* _Stored items_:
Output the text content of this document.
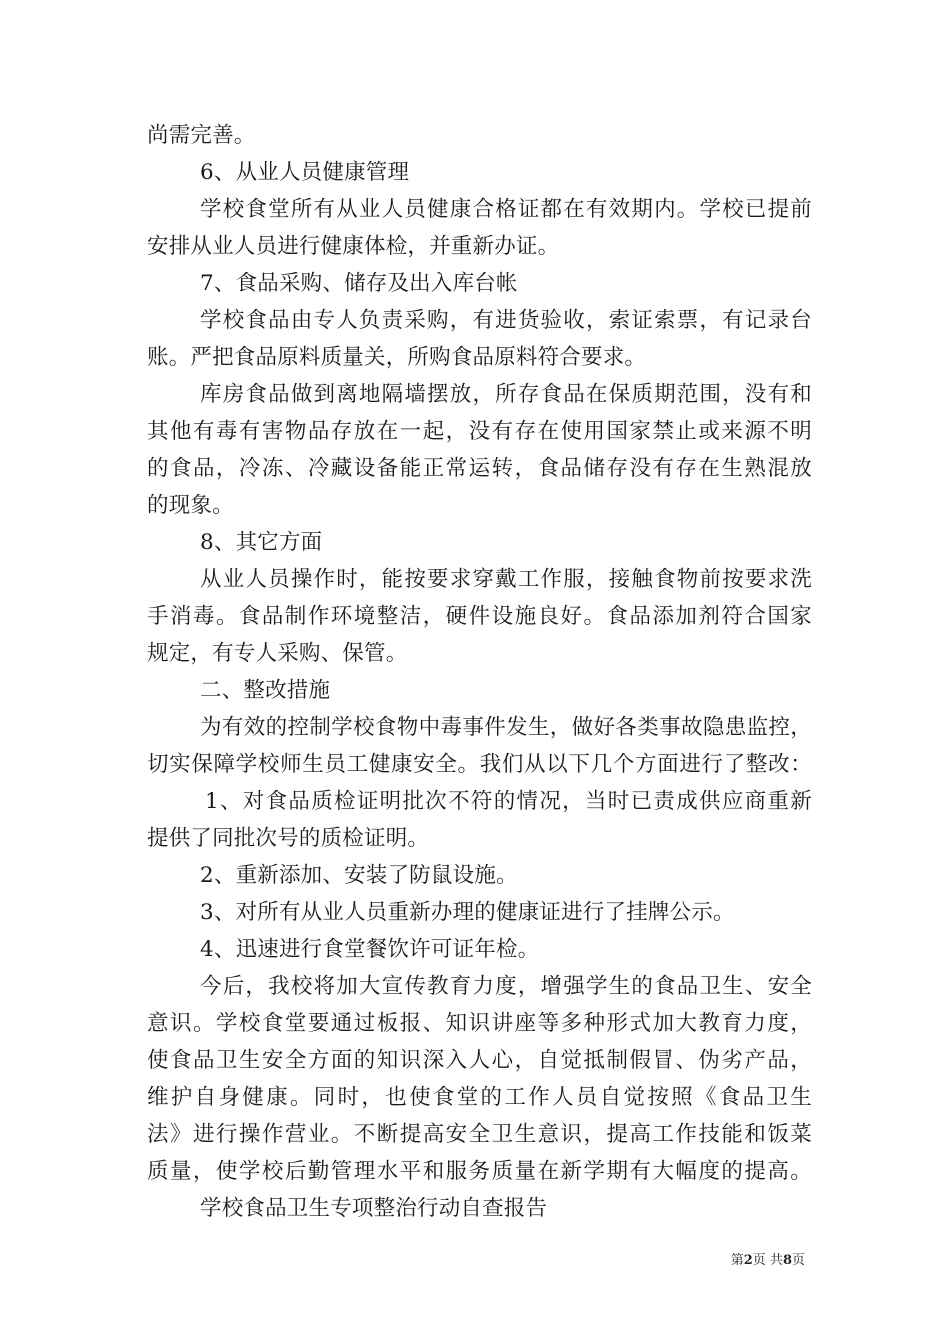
尚需完善。
6、从业人员健康管理
学校食堂所有从业人员健康合格证都在有效期内。学校已提前
安排从业人员进行健康体检，并重新办证。
7、食品采购、储存及出入库台帐
学校食品由专人负责采购，有进货验收，索证索票，有记录台
账。严把食品原料质量关，所购食品原料符合要求。
库房食品做到离地隔墙摆放，所存食品在保质期范围，没有和
其他有毒有害物品存放在一起，没有存在使用国家禁止或来源不明
的食品，冷冻、冷藏设备能正常运转，食品储存没有存在生熟混放
的现象。
8、其它方面
从业人员操作时，能按要求穿戴工作服，接触食物前按要求洗
手消毒。食品制作环境整洁，硬件设施良好。食品添加剂符合国家
规定，有专人采购、保管。
二、整改措施
为有效的控制学校食物中毒事件发生，做好各类事故隐患监控，
切实保障学校师生员工健康安全。我们从以下几个方面进行了整改：
1、对食品质检证明批次不符的情况，当时已责成供应商重新
提供了同批次号的质检证明。
2、重新添加、安装了防鼠设施。
3、对所有从业人员重新办理的健康证进行了挂牌公示。
4、迅速进行食堂餐饮许可证年检。
今后，我校将加大宣传教育力度，增强学生的食品卫生、安全
意识。学校食堂要通过板报、知识讲座等多种形式加大教育力度，
使食品卫生安全方面的知识深入人心，自觉抵制假冒、伪劣产品，
维护自身健康。同时，也使食堂的工作人员自觉按照《食品卫生
法》进行操作营业。不断提高安全卫生意识，提高工作技能和饭菜
质量，使学校后勤管理水平和服务质量在新学期有大幅度的提高。
学校食品卫生专项整治行动自查报告
第2页 共8页
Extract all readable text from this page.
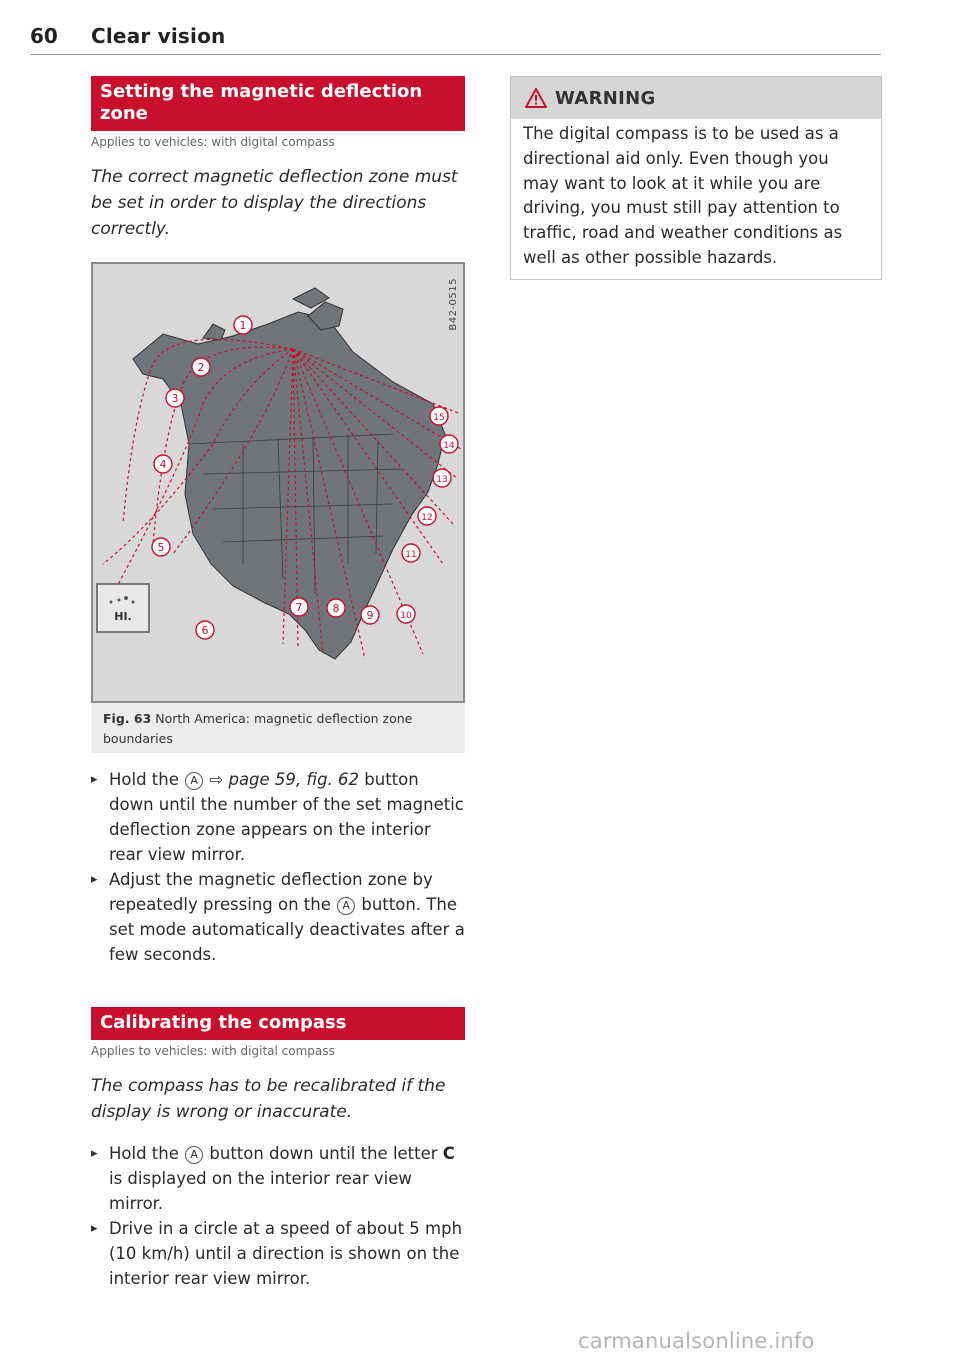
60 Clear vision
Setting the magnetic deflection zone
Applies to vehicles: with digital compass
The correct magnetic deflection zone must be set in order to display the directions correctly.
HI.
1
2
3
4
5
6
7	8
9	10
11
12
13
14
15
B42-0515
Fig. 63 North America: magnetic deflection zone boundaries
▸ Hold the A ⇨ page 59, fig. 62 button down until the number of the set magnetic deflection zone appears on the interior rear view mirror.
▸ Adjust the magnetic deflection zone by repeatedly pressing on the A button. The set mode automatically deactivates after a few seconds.
Calibrating the compass
Applies to vehicles: with digital compass
The compass has to be recalibrated if the display is wrong or inaccurate.
▸ Hold the A button down until the letter C is displayed on the interior rear view mirror.
▸ Drive in a circle at a speed of about 5 mph (10 km/h) until a direction is shown on the interior rear view mirror.
WARNING
The digital compass is to be used as a directional aid only. Even though you may want to look at it while you are driving, you must still pay attention to traffic, road and weather conditions as well as other possible hazards.
carmanualsonline.info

* _DO THIS_:
Restate every record exactly, please; do not copy the pictures.

* _COMPLETED EXERCISE_:
Output the text content of this document.
尚需完善。
6、从业人员健康管理
学校食堂所有从业人员健康合格证都在有效期内。学校已提前
安排从业人员进行健康体检，并重新办证。
7、食品采购、储存及出入库台帐
学校食品由专人负责采购，有进货验收，索证索票，有记录台
账。严把食品原料质量关，所购食品原料符合要求。
库房食品做到离地隔墙摆放，所存食品在保质期范围，没有和
其他有毒有害物品存放在一起，没有存在使用国家禁止或来源不明
的食品，冷冻、冷藏设备能正常运转，食品储存没有存在生熟混放
的现象。
8、其它方面
从业人员操作时，能按要求穿戴工作服，接触食物前按要求洗
手消毒。食品制作环境整洁，硬件设施良好。食品添加剂符合国家
规定，有专人采购、保管。
二、整改措施
为有效的控制学校食物中毒事件发生，做好各类事故隐患监控，
切实保障学校师生员工健康安全。我们从以下几个方面进行了整改：
1、对食品质检证明批次不符的情况，当时已责成供应商重新
提供了同批次号的质检证明。
2、重新添加、安装了防鼠设施。
3、对所有从业人员重新办理的健康证进行了挂牌公示。
4、迅速进行食堂餐饮许可证年检。
今后，我校将加大宣传教育力度，增强学生的食品卫生、安全
意识。学校食堂要通过板报、知识讲座等多种形式加大教育力度，
使食品卫生安全方面的知识深入人心，自觉抵制假冒、伪劣产品，
维护自身健康。同时，也使食堂的工作人员自觉按照《食品卫生
法》进行操作营业。不断提高安全卫生意识，提高工作技能和饭菜
质量，使学校后勤管理水平和服务质量在新学期有大幅度的提高。
学校食品卫生专项整治行动自查报告
第2页 共8页
Extract all readable text from this page.
60 Clear vision
Setting the magnetic deflection zone
Applies to vehicles: with digital compass
The correct magnetic deflection zone must be set in order to display the directions correctly.
HI.
1
2
3
4
5
6
7	8
9	10
11
12
13
14
15
B42-0515
Fig. 63 North America: magnetic deflection zone boundaries
▸ Hold the A ⇨ page 59, fig. 62 button down until the number of the set magnetic deflection zone appears on the interior rear view mirror.
▸ Adjust the magnetic deflection zone by repeatedly pressing on the A button. The set mode automatically deactivates after a few seconds.
Calibrating the compass
Applies to vehicles: with digital compass
The compass has to be recalibrated if the display is wrong or inaccurate.
▸ Hold the A button down until the letter C is displayed on the interior rear view mirror.
▸ Drive in a circle at a speed of about 5 mph (10 km/h) until a direction is shown on the interior rear view mirror.
WARNING
The digital compass is to be used as a directional aid only. Even though you may want to look at it while you are driving, you must still pay attention to traffic, road and weather conditions as well as other possible hazards.
carmanualsonline.info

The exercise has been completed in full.